GIVEN REQUEST
Repeat each line exactly as it is written.

DATA SECTION
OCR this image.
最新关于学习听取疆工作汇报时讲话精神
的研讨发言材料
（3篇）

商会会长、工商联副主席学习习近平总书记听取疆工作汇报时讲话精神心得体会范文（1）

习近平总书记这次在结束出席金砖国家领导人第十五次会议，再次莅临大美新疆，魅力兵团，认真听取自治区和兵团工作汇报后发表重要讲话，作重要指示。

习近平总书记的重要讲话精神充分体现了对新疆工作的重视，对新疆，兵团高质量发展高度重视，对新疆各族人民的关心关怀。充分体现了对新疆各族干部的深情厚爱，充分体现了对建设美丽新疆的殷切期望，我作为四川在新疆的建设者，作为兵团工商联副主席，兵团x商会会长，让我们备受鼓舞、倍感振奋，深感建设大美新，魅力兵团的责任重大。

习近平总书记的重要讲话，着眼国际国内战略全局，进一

EXERCISE SOLUTION
OCR this image.
最新关于学习听取疆工作汇报时讲话精神
的研讨发言材料
（3篇）

商会会长、工商联副主席学习习近平总书记听取疆工作汇报时讲话精神心得体会范文（1）

习近平总书记这次在结束出席金砖国家领导人第十五次会议，再次莅临大美新疆，魅力兵团，认真听取自治区和兵团工作汇报后发表重要讲话，作重要指示。

习近平总书记的重要讲话精神充分体现了对新疆工作的重视，对新疆，兵团高质量发展高度重视，对新疆各族人民的关心关怀。充分体现了对新疆各族干部的深情厚爱，充分体现了对建设美丽新疆的殷切期望，我作为四川在新疆的建设者，作为兵团工商联副主席，兵团x商会会长，让我们备受鼓舞、倍感振奋，深感建设大美新，魅力兵团的责任重大。

习近平总书记的重要讲话，着眼国际国内战略全局，进一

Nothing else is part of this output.